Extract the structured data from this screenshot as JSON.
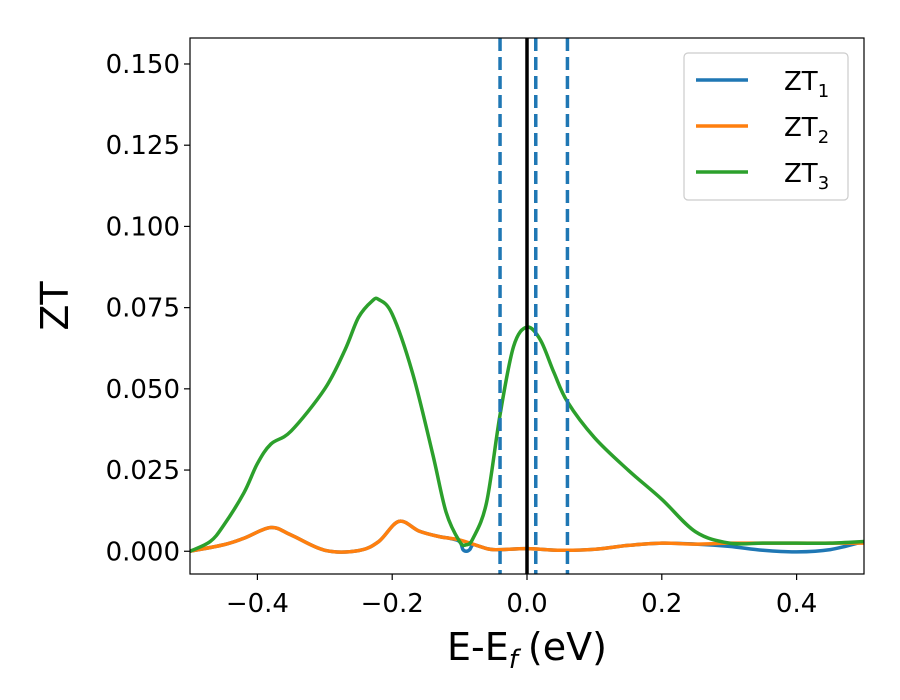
{
  "chart_data": {
    "type": "line",
    "xlabel": "E-E",
    "xlabel_sub": "f",
    "xlabel_unit": "(eV)",
    "ylabel": "ZT",
    "xlim": [
      -0.5,
      0.5
    ],
    "ylim": [
      -0.007,
      0.158
    ],
    "xticks": [
      -0.4,
      -0.2,
      0.0,
      0.2,
      0.4
    ],
    "xtick_labels": [
      "−0.4",
      "−0.2",
      "0.0",
      "0.2",
      "0.4"
    ],
    "yticks": [
      0.0,
      0.025,
      0.05,
      0.075,
      0.1,
      0.125,
      0.15
    ],
    "ytick_labels": [
      "0.000",
      "0.025",
      "0.050",
      "0.075",
      "0.100",
      "0.125",
      "0.150"
    ],
    "grid": false,
    "legend_position": "top-right",
    "series": [
      {
        "name": "ZT",
        "sub": "1",
        "color": "#1f77b4",
        "x": [
          -0.5,
          -0.45,
          -0.42,
          -0.38,
          -0.35,
          -0.3,
          -0.25,
          -0.22,
          -0.19,
          -0.16,
          -0.13,
          -0.115,
          -0.1,
          -0.095,
          -0.09,
          -0.085,
          -0.08,
          -0.07,
          -0.05,
          0.0,
          0.05,
          0.1,
          0.15,
          0.2,
          0.25,
          0.3,
          0.35,
          0.4,
          0.45,
          0.5
        ],
        "y": [
          0.0,
          0.002,
          0.004,
          0.0073,
          0.005,
          0.0003,
          0.0002,
          0.003,
          0.0092,
          0.0062,
          0.0045,
          0.004,
          0.003,
          0.0005,
          0.0,
          0.0005,
          0.002,
          0.0015,
          0.0005,
          0.0008,
          0.0003,
          0.0006,
          0.0018,
          0.0025,
          0.0022,
          0.0015,
          0.0003,
          -0.0002,
          0.0005,
          0.003
        ]
      },
      {
        "name": "ZT",
        "sub": "2",
        "color": "#ff7f0e",
        "x": [
          -0.5,
          -0.45,
          -0.42,
          -0.38,
          -0.35,
          -0.3,
          -0.25,
          -0.22,
          -0.19,
          -0.16,
          -0.13,
          -0.1,
          -0.07,
          -0.05,
          0.0,
          0.05,
          0.1,
          0.15,
          0.2,
          0.25,
          0.3,
          0.35,
          0.4,
          0.45,
          0.5
        ],
        "y": [
          0.0,
          0.002,
          0.004,
          0.0073,
          0.005,
          0.0003,
          0.0002,
          0.003,
          0.0092,
          0.0062,
          0.0045,
          0.0035,
          0.0015,
          0.0005,
          0.0008,
          0.0003,
          0.0006,
          0.0018,
          0.0025,
          0.0022,
          0.0025,
          0.0025,
          0.0025,
          0.0025,
          0.0025
        ]
      },
      {
        "name": "ZT",
        "sub": "3",
        "color": "#2ca02c",
        "x": [
          -0.5,
          -0.47,
          -0.45,
          -0.42,
          -0.4,
          -0.38,
          -0.35,
          -0.3,
          -0.27,
          -0.25,
          -0.23,
          -0.22,
          -0.2,
          -0.17,
          -0.14,
          -0.12,
          -0.1,
          -0.09,
          -0.08,
          -0.06,
          -0.04,
          -0.02,
          0.0,
          0.02,
          0.04,
          0.06,
          0.1,
          0.15,
          0.2,
          0.25,
          0.3,
          0.35,
          0.4,
          0.45,
          0.5
        ],
        "y": [
          0.0,
          0.003,
          0.008,
          0.018,
          0.027,
          0.033,
          0.037,
          0.05,
          0.062,
          0.072,
          0.077,
          0.0775,
          0.073,
          0.055,
          0.03,
          0.012,
          0.003,
          0.002,
          0.004,
          0.015,
          0.042,
          0.063,
          0.069,
          0.065,
          0.055,
          0.046,
          0.035,
          0.025,
          0.016,
          0.006,
          0.0025,
          0.0025,
          0.0025,
          0.0025,
          0.003
        ]
      }
    ],
    "vlines": [
      {
        "x": 0.0,
        "style": "solid",
        "color": "#000000"
      },
      {
        "x": -0.04,
        "style": "dashed",
        "color": "#1f77b4"
      },
      {
        "x": 0.013,
        "style": "dashed",
        "color": "#1f77b4"
      },
      {
        "x": 0.06,
        "style": "dashed",
        "color": "#1f77b4"
      }
    ]
  }
}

++++++++++

Directions for this task >>
Copy each line in full and exactly, omitting any picture.

Answer >>
Extract the structured data from this screenshot as JSON.
{
  "chart_data": {
    "type": "line",
    "xlabel": "E-E",
    "xlabel_sub": "f",
    "xlabel_unit": "(eV)",
    "ylabel": "ZT",
    "xlim": [
      -0.5,
      0.5
    ],
    "ylim": [
      -0.007,
      0.158
    ],
    "xticks": [
      -0.4,
      -0.2,
      0.0,
      0.2,
      0.4
    ],
    "xtick_labels": [
      "−0.4",
      "−0.2",
      "0.0",
      "0.2",
      "0.4"
    ],
    "yticks": [
      0.0,
      0.025,
      0.05,
      0.075,
      0.1,
      0.125,
      0.15
    ],
    "ytick_labels": [
      "0.000",
      "0.025",
      "0.050",
      "0.075",
      "0.100",
      "0.125",
      "0.150"
    ],
    "grid": false,
    "legend_position": "top-right",
    "series": [
      {
        "name": "ZT",
        "sub": "1",
        "color": "#1f77b4",
        "x": [
          -0.5,
          -0.45,
          -0.42,
          -0.38,
          -0.35,
          -0.3,
          -0.25,
          -0.22,
          -0.19,
          -0.16,
          -0.13,
          -0.115,
          -0.1,
          -0.095,
          -0.09,
          -0.085,
          -0.08,
          -0.07,
          -0.05,
          0.0,
          0.05,
          0.1,
          0.15,
          0.2,
          0.25,
          0.3,
          0.35,
          0.4,
          0.45,
          0.5
        ],
        "y": [
          0.0,
          0.002,
          0.004,
          0.0073,
          0.005,
          0.0003,
          0.0002,
          0.003,
          0.0092,
          0.0062,
          0.0045,
          0.004,
          0.003,
          0.0005,
          0.0,
          0.0005,
          0.002,
          0.0015,
          0.0005,
          0.0008,
          0.0003,
          0.0006,
          0.0018,
          0.0025,
          0.0022,
          0.0015,
          0.0003,
          -0.0002,
          0.0005,
          0.003
        ]
      },
      {
        "name": "ZT",
        "sub": "2",
        "color": "#ff7f0e",
        "x": [
          -0.5,
          -0.45,
          -0.42,
          -0.38,
          -0.35,
          -0.3,
          -0.25,
          -0.22,
          -0.19,
          -0.16,
          -0.13,
          -0.1,
          -0.07,
          -0.05,
          0.0,
          0.05,
          0.1,
          0.15,
          0.2,
          0.25,
          0.3,
          0.35,
          0.4,
          0.45,
          0.5
        ],
        "y": [
          0.0,
          0.002,
          0.004,
          0.0073,
          0.005,
          0.0003,
          0.0002,
          0.003,
          0.0092,
          0.0062,
          0.0045,
          0.0035,
          0.0015,
          0.0005,
          0.0008,
          0.0003,
          0.0006,
          0.0018,
          0.0025,
          0.0022,
          0.0025,
          0.0025,
          0.0025,
          0.0025,
          0.0025
        ]
      },
      {
        "name": "ZT",
        "sub": "3",
        "color": "#2ca02c",
        "x": [
          -0.5,
          -0.47,
          -0.45,
          -0.42,
          -0.4,
          -0.38,
          -0.35,
          -0.3,
          -0.27,
          -0.25,
          -0.23,
          -0.22,
          -0.2,
          -0.17,
          -0.14,
          -0.12,
          -0.1,
          -0.09,
          -0.08,
          -0.06,
          -0.04,
          -0.02,
          0.0,
          0.02,
          0.04,
          0.06,
          0.1,
          0.15,
          0.2,
          0.25,
          0.3,
          0.35,
          0.4,
          0.45,
          0.5
        ],
        "y": [
          0.0,
          0.003,
          0.008,
          0.018,
          0.027,
          0.033,
          0.037,
          0.05,
          0.062,
          0.072,
          0.077,
          0.0775,
          0.073,
          0.055,
          0.03,
          0.012,
          0.003,
          0.002,
          0.004,
          0.015,
          0.042,
          0.063,
          0.069,
          0.065,
          0.055,
          0.046,
          0.035,
          0.025,
          0.016,
          0.006,
          0.0025,
          0.0025,
          0.0025,
          0.0025,
          0.003
        ]
      }
    ],
    "vlines": [
      {
        "x": 0.0,
        "style": "solid",
        "color": "#000000"
      },
      {
        "x": -0.04,
        "style": "dashed",
        "color": "#1f77b4"
      },
      {
        "x": 0.013,
        "style": "dashed",
        "color": "#1f77b4"
      },
      {
        "x": 0.06,
        "style": "dashed",
        "color": "#1f77b4"
      }
    ]
  }
}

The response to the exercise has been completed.